**** Supplied data ****

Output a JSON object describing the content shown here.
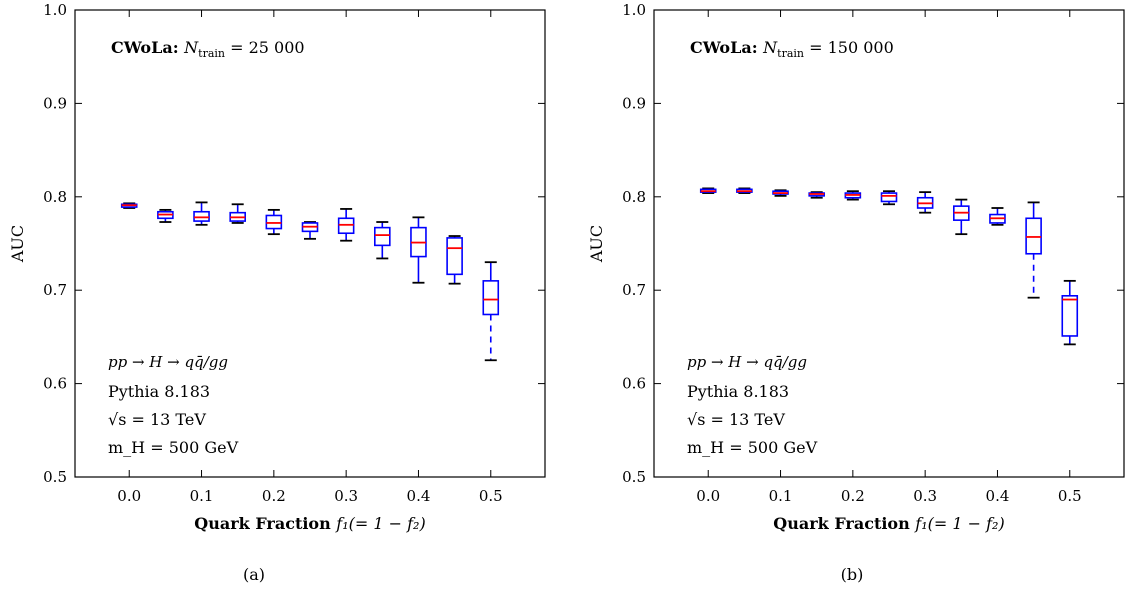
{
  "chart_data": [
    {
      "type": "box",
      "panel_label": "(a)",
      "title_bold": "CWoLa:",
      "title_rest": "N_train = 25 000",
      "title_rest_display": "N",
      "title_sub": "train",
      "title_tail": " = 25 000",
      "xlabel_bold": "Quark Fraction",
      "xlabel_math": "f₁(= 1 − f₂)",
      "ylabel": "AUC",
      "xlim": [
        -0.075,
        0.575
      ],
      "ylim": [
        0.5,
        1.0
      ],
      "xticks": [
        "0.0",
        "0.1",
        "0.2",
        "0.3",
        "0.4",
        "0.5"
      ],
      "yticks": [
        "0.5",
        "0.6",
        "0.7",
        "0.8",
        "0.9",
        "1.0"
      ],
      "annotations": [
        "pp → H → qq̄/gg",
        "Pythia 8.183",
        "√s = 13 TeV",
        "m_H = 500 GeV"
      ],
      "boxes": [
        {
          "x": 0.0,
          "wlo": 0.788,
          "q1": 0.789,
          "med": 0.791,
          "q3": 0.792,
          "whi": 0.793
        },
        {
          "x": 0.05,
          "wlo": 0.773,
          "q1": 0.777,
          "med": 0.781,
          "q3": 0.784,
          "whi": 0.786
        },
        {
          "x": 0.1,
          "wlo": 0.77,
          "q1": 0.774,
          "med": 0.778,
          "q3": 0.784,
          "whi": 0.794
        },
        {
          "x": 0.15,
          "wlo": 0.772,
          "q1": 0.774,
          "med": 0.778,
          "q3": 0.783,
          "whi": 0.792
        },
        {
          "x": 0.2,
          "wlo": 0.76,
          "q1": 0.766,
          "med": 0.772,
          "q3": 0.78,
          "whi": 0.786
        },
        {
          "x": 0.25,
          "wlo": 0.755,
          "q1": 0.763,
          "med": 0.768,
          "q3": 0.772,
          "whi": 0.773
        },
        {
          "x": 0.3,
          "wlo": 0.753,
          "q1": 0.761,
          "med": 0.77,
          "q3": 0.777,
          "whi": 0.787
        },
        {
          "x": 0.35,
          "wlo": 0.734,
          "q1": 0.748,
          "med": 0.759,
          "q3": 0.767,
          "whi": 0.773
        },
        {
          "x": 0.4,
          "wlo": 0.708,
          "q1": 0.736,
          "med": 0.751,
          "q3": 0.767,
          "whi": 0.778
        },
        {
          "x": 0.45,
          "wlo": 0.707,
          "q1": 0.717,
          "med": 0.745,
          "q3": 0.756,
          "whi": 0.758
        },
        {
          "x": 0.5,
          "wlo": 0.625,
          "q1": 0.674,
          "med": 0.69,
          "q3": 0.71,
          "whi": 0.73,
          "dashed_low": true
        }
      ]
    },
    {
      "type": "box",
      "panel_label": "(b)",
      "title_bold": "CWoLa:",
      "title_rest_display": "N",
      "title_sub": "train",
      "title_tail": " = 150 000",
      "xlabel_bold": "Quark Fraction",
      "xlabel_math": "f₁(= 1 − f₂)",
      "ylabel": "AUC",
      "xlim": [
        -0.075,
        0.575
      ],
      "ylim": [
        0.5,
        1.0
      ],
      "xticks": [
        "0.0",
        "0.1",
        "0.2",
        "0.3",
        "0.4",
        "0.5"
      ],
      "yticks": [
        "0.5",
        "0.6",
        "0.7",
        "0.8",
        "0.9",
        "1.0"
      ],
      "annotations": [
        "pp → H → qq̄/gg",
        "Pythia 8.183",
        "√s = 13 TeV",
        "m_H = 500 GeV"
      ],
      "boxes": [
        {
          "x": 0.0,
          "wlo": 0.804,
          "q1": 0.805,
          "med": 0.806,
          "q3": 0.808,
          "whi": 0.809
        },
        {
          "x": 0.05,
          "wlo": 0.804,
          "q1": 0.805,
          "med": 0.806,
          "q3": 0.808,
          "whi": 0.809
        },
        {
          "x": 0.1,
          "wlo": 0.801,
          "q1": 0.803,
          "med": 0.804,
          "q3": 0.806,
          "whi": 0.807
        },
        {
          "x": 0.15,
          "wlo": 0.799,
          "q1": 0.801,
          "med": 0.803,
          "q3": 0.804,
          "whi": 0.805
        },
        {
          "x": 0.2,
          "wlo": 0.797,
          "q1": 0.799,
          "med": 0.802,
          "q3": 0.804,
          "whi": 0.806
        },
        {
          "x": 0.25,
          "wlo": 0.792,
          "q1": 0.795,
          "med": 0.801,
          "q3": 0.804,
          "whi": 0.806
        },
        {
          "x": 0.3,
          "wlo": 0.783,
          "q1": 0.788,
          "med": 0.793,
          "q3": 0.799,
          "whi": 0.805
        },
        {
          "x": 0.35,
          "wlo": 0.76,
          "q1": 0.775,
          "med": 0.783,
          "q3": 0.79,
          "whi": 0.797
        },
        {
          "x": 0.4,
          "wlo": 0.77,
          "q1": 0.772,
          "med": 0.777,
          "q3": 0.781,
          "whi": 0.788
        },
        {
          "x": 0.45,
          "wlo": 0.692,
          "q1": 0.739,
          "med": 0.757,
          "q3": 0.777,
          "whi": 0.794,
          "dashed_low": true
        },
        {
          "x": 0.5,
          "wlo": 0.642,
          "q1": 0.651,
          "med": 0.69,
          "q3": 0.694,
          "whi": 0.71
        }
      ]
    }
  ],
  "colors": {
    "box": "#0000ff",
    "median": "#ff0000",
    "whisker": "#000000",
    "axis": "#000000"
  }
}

****

Task brief
Reproduce each line word for word and drop the pictures.

Problem solution
Output a JSON object describing the content shown here.
{
  "chart_data": [
    {
      "type": "box",
      "panel_label": "(a)",
      "title_bold": "CWoLa:",
      "title_rest": "N_train = 25 000",
      "title_rest_display": "N",
      "title_sub": "train",
      "title_tail": " = 25 000",
      "xlabel_bold": "Quark Fraction",
      "xlabel_math": "f₁(= 1 − f₂)",
      "ylabel": "AUC",
      "xlim": [
        -0.075,
        0.575
      ],
      "ylim": [
        0.5,
        1.0
      ],
      "xticks": [
        "0.0",
        "0.1",
        "0.2",
        "0.3",
        "0.4",
        "0.5"
      ],
      "yticks": [
        "0.5",
        "0.6",
        "0.7",
        "0.8",
        "0.9",
        "1.0"
      ],
      "annotations": [
        "pp → H → qq̄/gg",
        "Pythia 8.183",
        "√s = 13 TeV",
        "m_H = 500 GeV"
      ],
      "boxes": [
        {
          "x": 0.0,
          "wlo": 0.788,
          "q1": 0.789,
          "med": 0.791,
          "q3": 0.792,
          "whi": 0.793
        },
        {
          "x": 0.05,
          "wlo": 0.773,
          "q1": 0.777,
          "med": 0.781,
          "q3": 0.784,
          "whi": 0.786
        },
        {
          "x": 0.1,
          "wlo": 0.77,
          "q1": 0.774,
          "med": 0.778,
          "q3": 0.784,
          "whi": 0.794
        },
        {
          "x": 0.15,
          "wlo": 0.772,
          "q1": 0.774,
          "med": 0.778,
          "q3": 0.783,
          "whi": 0.792
        },
        {
          "x": 0.2,
          "wlo": 0.76,
          "q1": 0.766,
          "med": 0.772,
          "q3": 0.78,
          "whi": 0.786
        },
        {
          "x": 0.25,
          "wlo": 0.755,
          "q1": 0.763,
          "med": 0.768,
          "q3": 0.772,
          "whi": 0.773
        },
        {
          "x": 0.3,
          "wlo": 0.753,
          "q1": 0.761,
          "med": 0.77,
          "q3": 0.777,
          "whi": 0.787
        },
        {
          "x": 0.35,
          "wlo": 0.734,
          "q1": 0.748,
          "med": 0.759,
          "q3": 0.767,
          "whi": 0.773
        },
        {
          "x": 0.4,
          "wlo": 0.708,
          "q1": 0.736,
          "med": 0.751,
          "q3": 0.767,
          "whi": 0.778
        },
        {
          "x": 0.45,
          "wlo": 0.707,
          "q1": 0.717,
          "med": 0.745,
          "q3": 0.756,
          "whi": 0.758
        },
        {
          "x": 0.5,
          "wlo": 0.625,
          "q1": 0.674,
          "med": 0.69,
          "q3": 0.71,
          "whi": 0.73,
          "dashed_low": true
        }
      ]
    },
    {
      "type": "box",
      "panel_label": "(b)",
      "title_bold": "CWoLa:",
      "title_rest_display": "N",
      "title_sub": "train",
      "title_tail": " = 150 000",
      "xlabel_bold": "Quark Fraction",
      "xlabel_math": "f₁(= 1 − f₂)",
      "ylabel": "AUC",
      "xlim": [
        -0.075,
        0.575
      ],
      "ylim": [
        0.5,
        1.0
      ],
      "xticks": [
        "0.0",
        "0.1",
        "0.2",
        "0.3",
        "0.4",
        "0.5"
      ],
      "yticks": [
        "0.5",
        "0.6",
        "0.7",
        "0.8",
        "0.9",
        "1.0"
      ],
      "annotations": [
        "pp → H → qq̄/gg",
        "Pythia 8.183",
        "√s = 13 TeV",
        "m_H = 500 GeV"
      ],
      "boxes": [
        {
          "x": 0.0,
          "wlo": 0.804,
          "q1": 0.805,
          "med": 0.806,
          "q3": 0.808,
          "whi": 0.809
        },
        {
          "x": 0.05,
          "wlo": 0.804,
          "q1": 0.805,
          "med": 0.806,
          "q3": 0.808,
          "whi": 0.809
        },
        {
          "x": 0.1,
          "wlo": 0.801,
          "q1": 0.803,
          "med": 0.804,
          "q3": 0.806,
          "whi": 0.807
        },
        {
          "x": 0.15,
          "wlo": 0.799,
          "q1": 0.801,
          "med": 0.803,
          "q3": 0.804,
          "whi": 0.805
        },
        {
          "x": 0.2,
          "wlo": 0.797,
          "q1": 0.799,
          "med": 0.802,
          "q3": 0.804,
          "whi": 0.806
        },
        {
          "x": 0.25,
          "wlo": 0.792,
          "q1": 0.795,
          "med": 0.801,
          "q3": 0.804,
          "whi": 0.806
        },
        {
          "x": 0.3,
          "wlo": 0.783,
          "q1": 0.788,
          "med": 0.793,
          "q3": 0.799,
          "whi": 0.805
        },
        {
          "x": 0.35,
          "wlo": 0.76,
          "q1": 0.775,
          "med": 0.783,
          "q3": 0.79,
          "whi": 0.797
        },
        {
          "x": 0.4,
          "wlo": 0.77,
          "q1": 0.772,
          "med": 0.777,
          "q3": 0.781,
          "whi": 0.788
        },
        {
          "x": 0.45,
          "wlo": 0.692,
          "q1": 0.739,
          "med": 0.757,
          "q3": 0.777,
          "whi": 0.794,
          "dashed_low": true
        },
        {
          "x": 0.5,
          "wlo": 0.642,
          "q1": 0.651,
          "med": 0.69,
          "q3": 0.694,
          "whi": 0.71
        }
      ]
    }
  ],
  "colors": {
    "box": "#0000ff",
    "median": "#ff0000",
    "whisker": "#000000",
    "axis": "#000000"
  }
}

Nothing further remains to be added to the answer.